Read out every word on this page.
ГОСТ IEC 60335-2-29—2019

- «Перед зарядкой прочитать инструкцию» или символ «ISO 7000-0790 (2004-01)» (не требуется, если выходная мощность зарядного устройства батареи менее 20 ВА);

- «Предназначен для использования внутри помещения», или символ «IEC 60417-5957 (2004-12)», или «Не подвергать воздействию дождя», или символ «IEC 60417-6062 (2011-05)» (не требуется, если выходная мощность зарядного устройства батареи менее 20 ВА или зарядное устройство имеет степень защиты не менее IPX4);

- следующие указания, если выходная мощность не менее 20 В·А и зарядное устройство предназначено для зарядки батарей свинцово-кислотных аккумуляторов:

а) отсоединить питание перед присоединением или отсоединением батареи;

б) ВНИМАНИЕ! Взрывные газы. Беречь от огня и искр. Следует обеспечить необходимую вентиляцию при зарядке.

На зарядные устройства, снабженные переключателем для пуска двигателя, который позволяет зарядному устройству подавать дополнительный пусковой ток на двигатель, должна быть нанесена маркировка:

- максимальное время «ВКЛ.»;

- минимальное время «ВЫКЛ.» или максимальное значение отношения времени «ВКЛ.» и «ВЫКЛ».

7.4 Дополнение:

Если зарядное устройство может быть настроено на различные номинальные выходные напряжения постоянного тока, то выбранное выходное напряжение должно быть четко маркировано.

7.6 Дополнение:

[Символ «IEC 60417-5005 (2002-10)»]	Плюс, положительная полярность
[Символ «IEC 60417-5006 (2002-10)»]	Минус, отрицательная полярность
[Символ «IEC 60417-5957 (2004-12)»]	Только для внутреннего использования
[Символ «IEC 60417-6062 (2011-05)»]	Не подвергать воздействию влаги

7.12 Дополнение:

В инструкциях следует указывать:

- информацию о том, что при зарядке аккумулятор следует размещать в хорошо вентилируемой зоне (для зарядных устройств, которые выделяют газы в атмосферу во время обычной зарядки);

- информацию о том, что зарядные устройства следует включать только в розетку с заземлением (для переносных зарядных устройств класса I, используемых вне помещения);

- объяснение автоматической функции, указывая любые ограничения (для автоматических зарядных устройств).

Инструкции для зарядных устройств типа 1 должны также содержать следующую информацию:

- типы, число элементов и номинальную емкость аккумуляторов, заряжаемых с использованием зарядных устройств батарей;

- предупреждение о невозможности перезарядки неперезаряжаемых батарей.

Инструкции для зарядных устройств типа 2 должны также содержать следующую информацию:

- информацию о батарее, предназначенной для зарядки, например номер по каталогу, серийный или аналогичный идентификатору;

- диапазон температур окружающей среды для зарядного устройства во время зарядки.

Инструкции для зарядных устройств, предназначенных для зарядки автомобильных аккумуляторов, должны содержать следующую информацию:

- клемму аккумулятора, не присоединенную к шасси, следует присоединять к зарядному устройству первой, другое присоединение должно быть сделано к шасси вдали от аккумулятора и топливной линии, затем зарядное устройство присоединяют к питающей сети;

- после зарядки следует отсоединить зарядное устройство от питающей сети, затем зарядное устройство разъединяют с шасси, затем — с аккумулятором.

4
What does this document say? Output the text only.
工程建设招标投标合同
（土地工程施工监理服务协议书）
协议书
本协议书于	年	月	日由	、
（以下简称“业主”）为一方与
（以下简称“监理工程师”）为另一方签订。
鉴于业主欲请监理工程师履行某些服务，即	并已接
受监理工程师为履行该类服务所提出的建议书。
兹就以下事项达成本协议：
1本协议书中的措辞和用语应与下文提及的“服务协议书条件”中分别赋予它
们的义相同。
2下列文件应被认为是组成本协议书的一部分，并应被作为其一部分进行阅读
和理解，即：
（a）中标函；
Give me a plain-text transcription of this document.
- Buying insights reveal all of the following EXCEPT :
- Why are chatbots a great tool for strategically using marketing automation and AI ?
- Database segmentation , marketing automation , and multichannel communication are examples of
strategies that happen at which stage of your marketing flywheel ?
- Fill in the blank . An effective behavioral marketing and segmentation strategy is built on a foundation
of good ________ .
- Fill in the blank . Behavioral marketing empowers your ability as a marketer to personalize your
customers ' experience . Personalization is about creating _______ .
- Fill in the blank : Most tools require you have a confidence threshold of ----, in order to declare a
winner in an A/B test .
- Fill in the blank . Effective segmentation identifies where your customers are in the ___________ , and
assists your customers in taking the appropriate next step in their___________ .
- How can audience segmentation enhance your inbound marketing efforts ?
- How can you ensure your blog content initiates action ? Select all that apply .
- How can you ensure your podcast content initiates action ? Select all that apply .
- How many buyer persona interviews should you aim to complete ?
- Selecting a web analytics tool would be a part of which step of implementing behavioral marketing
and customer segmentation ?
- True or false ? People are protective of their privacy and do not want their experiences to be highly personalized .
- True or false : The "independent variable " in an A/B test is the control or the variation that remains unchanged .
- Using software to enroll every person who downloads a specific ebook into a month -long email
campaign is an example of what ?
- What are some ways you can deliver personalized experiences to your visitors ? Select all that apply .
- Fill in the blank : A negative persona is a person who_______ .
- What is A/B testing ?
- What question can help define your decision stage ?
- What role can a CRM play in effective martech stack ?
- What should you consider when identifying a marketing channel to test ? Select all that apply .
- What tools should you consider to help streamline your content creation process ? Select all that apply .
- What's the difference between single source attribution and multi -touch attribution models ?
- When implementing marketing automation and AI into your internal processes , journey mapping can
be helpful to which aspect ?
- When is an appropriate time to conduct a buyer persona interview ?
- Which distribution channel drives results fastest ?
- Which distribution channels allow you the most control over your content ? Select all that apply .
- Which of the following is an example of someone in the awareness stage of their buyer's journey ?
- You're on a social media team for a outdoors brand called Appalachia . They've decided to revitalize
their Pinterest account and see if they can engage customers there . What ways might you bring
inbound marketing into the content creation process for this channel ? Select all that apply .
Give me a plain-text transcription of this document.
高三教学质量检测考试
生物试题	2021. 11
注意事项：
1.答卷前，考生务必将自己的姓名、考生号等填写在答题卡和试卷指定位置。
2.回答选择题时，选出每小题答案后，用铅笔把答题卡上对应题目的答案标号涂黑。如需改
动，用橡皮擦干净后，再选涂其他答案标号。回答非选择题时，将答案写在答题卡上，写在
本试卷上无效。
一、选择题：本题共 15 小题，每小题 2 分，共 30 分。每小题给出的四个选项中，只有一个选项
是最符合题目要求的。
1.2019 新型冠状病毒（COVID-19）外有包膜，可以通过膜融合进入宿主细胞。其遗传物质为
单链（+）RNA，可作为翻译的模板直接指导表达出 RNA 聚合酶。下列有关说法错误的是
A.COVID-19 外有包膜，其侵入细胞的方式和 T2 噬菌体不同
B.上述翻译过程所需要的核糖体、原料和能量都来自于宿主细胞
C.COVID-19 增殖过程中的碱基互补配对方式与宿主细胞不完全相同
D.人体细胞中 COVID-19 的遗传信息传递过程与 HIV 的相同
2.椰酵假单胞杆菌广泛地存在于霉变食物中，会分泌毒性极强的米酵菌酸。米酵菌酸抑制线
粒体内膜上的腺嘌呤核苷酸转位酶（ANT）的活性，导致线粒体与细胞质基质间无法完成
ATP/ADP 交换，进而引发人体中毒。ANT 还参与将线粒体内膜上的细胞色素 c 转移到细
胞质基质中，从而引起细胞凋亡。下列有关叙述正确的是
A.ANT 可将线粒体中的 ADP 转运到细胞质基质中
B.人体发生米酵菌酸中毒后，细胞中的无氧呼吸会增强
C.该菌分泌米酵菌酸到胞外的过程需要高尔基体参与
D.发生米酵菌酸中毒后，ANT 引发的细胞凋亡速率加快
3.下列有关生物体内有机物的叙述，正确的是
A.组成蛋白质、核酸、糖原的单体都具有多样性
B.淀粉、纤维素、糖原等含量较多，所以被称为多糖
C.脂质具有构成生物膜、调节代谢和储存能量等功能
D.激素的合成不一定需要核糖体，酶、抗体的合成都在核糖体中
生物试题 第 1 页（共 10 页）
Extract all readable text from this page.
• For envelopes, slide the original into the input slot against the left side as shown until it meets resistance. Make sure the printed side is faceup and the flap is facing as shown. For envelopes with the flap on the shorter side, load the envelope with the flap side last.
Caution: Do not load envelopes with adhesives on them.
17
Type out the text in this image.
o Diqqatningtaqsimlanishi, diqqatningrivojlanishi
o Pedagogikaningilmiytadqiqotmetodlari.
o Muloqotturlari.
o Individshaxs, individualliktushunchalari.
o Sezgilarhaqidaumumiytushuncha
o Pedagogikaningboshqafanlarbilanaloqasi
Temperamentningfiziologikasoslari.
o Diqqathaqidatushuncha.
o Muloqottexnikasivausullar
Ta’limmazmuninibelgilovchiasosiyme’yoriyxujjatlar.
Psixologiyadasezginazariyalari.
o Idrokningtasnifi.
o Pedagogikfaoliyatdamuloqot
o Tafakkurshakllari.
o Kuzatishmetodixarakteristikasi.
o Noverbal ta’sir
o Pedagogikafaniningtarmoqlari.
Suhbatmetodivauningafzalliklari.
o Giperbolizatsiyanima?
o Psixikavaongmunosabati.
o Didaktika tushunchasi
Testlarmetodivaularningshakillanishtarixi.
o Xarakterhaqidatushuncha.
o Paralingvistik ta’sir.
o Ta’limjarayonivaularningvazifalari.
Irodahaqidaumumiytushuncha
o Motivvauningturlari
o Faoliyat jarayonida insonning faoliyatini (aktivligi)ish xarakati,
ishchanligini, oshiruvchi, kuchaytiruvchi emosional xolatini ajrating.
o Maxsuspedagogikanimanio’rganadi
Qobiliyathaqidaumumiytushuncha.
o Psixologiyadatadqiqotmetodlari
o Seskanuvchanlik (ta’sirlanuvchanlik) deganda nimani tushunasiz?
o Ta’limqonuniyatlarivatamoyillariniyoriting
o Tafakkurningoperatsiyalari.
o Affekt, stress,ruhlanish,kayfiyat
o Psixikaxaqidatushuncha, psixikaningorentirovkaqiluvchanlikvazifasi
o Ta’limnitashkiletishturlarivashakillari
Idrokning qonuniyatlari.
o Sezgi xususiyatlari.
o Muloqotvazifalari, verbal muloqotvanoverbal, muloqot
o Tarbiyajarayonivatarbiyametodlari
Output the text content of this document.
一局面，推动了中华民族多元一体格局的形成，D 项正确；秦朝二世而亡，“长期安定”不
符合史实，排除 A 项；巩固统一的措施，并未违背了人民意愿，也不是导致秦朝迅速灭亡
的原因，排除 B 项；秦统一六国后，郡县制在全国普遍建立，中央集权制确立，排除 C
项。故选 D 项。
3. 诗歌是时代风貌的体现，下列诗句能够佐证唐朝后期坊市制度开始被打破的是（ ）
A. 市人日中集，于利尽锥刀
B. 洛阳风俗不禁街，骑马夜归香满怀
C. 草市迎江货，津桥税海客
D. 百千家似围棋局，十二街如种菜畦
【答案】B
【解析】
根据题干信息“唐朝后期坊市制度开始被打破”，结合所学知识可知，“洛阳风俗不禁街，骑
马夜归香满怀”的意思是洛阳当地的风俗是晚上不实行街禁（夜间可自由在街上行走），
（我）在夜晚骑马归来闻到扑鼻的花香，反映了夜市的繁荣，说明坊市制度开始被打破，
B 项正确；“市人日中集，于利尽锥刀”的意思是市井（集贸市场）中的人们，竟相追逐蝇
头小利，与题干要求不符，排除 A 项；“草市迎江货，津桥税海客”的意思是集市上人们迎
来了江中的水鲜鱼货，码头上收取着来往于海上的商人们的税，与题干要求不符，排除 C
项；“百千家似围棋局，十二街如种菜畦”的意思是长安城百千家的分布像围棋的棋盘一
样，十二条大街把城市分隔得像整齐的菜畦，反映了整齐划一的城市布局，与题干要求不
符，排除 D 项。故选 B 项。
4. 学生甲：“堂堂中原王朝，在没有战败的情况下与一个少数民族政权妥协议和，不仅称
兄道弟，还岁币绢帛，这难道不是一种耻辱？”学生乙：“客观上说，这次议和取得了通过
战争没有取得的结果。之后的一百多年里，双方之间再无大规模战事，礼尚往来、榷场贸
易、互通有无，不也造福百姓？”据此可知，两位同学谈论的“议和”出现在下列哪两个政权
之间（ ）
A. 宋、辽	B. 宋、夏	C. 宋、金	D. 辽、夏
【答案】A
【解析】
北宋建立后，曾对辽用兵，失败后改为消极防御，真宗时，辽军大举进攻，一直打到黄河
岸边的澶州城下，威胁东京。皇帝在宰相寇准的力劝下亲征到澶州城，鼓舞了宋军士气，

### WHAT THE TASK REQUIRES:
Search the entries for "Инструкции" and copy out each line that has it.

### RESPONSE TO THIS EXERCISE:
Инструкции для зарядных устройств типа 1 должны также содержать следующую информацию:
Инструкции для зарядных устройств типа 2 должны также содержать следующую информацию:
Инструкции для зарядных устройств, предназначенных для зарядки автомобильных аккумуляторов, должны содержать следующую информацию:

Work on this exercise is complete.